Dopo i festeggiamenti di tre anni fa, per gli 80 anni di consacrazione da parte del beato cardinale Alfredo Ildefonso Schuster, anche quest'anno la comunità del Seminario fa memoria del lieto evento con una celebrazione mattutina (alle ore 7.30) nella grande Basilica, posta al centro dell'importante struttura di Venegono.
di Ennio Apeciti
Responsabile Servizio Cause dei Santi
Dalla decisione di abbandonare l’antico edificio di corso Venezia alla posa della prima pietra, dall’inaugurazione ai giorni nostri, in queste pagine ripercorre l’avventura del nostro Seminario monsignor Ennio Apeciti, attualmente Rettore del Pontificio Seminario Lombardo a Roma.
Il 26 agosto 1926 il Visitatore Apostolico, l’abate di San Paolo fuori le Mura, dom Alfredo Ildefonso Schuster, lesse agli Educatori del Seminario di Milano ed all’arcivescovo Eugenio Tosi, una lettera di Pio XI: «Il Santo Padre, il cui nome, la cui vita è legata per tanti titoli al Seminario Milanese, desidera che nell’opera di ringiovanimento, di reviviscenza, di miglioramento da lui iniziata su larga scala nei Seminari della Penisola, quello di Milano, che è ancora il suo, come precede tutti per anzianità di origine, così sopra tutti s’innalzi per elevatezza di spirito e profondità di dottrina. Conservare soltanto è poco; la vita è qualche cosa di dinamico, e quindi è necessario che un istituto scientifico il quale voglia essere veramente tale, dilati ogni giorno di più le pacifiche conquiste della verità».
Gli inizi
Iniziava in questo modo l’avventura del Seminario di Venegono Inferiore, perché il primo passo di questo cammino consisteva nell’edificare una nuova e moderna sede del Seminario, abbandonando l’edificio di Corso Venezia, che mostrava tutti i segni dei suoi cinque secoli di esistenza.

============

BREVE ESERCIZIO 1
Indica se ciascuna affermazione concorda con il brano sul Seminario di Venegono, rispondendo sì o no e citando le parole decisive del brano: (a) la celebrazione mattutina si svolge alle ore 7.30 nella Basilica; (b) l'edificio di corso Venezia aveva tre secoli di esistenza; (c) monsignor Ennio Apeciti è attualmente Rettore del Pontificio Seminario Lombardo a Roma.
BREVE ESERCIZIO 2
Estrai dal brano sul Seminario di Venegono il passo che parte dalle parole «Dopo i festeggiamenti» e si chiude dopo le parole «Lombardo a Roma.».

[Dati raccolti]
============

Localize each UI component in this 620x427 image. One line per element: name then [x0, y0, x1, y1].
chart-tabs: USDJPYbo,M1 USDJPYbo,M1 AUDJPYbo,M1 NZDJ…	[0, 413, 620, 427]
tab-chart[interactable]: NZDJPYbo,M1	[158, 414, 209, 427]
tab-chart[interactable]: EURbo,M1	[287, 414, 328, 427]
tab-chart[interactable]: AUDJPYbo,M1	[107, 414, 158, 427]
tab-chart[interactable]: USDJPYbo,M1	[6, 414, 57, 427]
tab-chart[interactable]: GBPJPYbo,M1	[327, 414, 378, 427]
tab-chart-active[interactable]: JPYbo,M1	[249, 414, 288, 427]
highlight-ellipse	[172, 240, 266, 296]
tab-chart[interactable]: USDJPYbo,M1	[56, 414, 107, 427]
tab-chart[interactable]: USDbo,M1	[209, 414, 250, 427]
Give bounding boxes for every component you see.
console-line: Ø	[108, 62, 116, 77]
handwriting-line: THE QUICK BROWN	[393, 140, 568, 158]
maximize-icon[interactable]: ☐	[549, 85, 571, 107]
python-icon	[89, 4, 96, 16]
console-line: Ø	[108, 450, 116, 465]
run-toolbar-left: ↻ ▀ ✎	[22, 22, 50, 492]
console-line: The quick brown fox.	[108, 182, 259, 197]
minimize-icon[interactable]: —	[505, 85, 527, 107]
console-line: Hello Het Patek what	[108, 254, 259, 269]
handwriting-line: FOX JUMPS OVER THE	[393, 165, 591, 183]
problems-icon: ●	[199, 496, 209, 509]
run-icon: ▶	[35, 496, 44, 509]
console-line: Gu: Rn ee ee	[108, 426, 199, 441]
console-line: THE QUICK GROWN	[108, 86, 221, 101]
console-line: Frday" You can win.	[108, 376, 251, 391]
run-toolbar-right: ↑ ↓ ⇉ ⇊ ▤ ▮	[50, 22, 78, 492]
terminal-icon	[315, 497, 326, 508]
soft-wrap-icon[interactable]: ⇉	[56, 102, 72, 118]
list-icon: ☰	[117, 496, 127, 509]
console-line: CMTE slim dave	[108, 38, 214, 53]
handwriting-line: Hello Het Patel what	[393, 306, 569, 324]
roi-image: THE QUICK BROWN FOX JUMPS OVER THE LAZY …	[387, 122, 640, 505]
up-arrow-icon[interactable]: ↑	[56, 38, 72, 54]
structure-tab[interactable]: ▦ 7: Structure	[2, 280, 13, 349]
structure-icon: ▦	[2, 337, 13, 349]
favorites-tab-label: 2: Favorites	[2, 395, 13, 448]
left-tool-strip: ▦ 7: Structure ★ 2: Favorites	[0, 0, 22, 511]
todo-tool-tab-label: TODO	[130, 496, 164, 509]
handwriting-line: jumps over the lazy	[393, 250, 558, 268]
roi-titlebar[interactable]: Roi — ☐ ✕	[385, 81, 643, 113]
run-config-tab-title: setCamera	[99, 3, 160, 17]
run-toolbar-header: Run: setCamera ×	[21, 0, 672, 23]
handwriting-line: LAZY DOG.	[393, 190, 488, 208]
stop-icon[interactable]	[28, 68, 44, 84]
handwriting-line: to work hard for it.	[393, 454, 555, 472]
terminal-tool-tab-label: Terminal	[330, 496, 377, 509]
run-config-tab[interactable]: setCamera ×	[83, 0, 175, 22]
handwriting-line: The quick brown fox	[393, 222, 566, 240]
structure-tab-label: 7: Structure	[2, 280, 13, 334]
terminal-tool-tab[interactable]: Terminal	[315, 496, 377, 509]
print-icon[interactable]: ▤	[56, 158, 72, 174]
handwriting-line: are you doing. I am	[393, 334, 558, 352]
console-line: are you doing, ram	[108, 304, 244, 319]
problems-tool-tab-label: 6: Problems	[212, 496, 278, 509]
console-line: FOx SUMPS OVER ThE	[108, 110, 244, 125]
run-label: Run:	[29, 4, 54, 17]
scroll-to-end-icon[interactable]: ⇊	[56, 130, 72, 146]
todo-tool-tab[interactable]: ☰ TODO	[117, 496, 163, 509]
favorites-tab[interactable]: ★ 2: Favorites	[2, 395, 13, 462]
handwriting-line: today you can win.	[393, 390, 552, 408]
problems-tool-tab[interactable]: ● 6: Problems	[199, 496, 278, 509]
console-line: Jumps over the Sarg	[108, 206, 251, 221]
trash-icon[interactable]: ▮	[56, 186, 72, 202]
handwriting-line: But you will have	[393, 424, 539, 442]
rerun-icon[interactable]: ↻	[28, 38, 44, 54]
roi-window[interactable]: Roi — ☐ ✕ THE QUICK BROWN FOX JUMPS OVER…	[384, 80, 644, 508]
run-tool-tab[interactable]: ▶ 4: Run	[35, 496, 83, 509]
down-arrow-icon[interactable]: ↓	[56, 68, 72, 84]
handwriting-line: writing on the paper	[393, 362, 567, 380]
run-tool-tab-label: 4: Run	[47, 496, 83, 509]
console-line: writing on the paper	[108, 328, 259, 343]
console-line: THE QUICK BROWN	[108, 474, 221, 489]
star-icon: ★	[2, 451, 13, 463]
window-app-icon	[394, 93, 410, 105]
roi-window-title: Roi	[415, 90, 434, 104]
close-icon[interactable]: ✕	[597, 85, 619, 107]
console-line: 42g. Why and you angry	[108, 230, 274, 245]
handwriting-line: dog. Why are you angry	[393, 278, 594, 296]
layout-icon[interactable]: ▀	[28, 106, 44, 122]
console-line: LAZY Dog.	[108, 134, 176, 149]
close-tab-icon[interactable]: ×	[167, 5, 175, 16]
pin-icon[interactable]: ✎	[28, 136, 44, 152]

============

SOLUZIONE ESERCIZIO 1
(a) Sì: «con una celebrazione mattutina (alle ore 7.30) nella grande Basilica».
(b) No: «che mostrava tutti i segni dei suoi cinque secoli di esistenza».
(c) Sì: «attualmente Rettore del Pontificio Seminario Lombardo a Roma».

SOLUZIONE ESERCIZIO 2
Dopo i festeggiamenti di tre anni fa, per gli 80 anni di consacrazione da parte del beato cardinale Alfredo Ildefonso Schuster, anche quest'anno la comunità del Seminario fa memoria del lieto evento con una celebrazione mattutina (alle ore 7.30) nella grande Basilica, posta al centro dell'importante struttura di Venegono.
di Ennio Apeciti
Responsabile Servizio Cause dei Santi
Dalla decisione di abbandonare l’antico edificio di corso Venezia alla posa della prima pietra, dall’inaugurazione ai giorni nostri, in queste pagine ripercorre l’avventura del nostro Seminario monsignor Ennio Apeciti, attualmente Rettore del Pontificio Seminario Lombardo a Roma.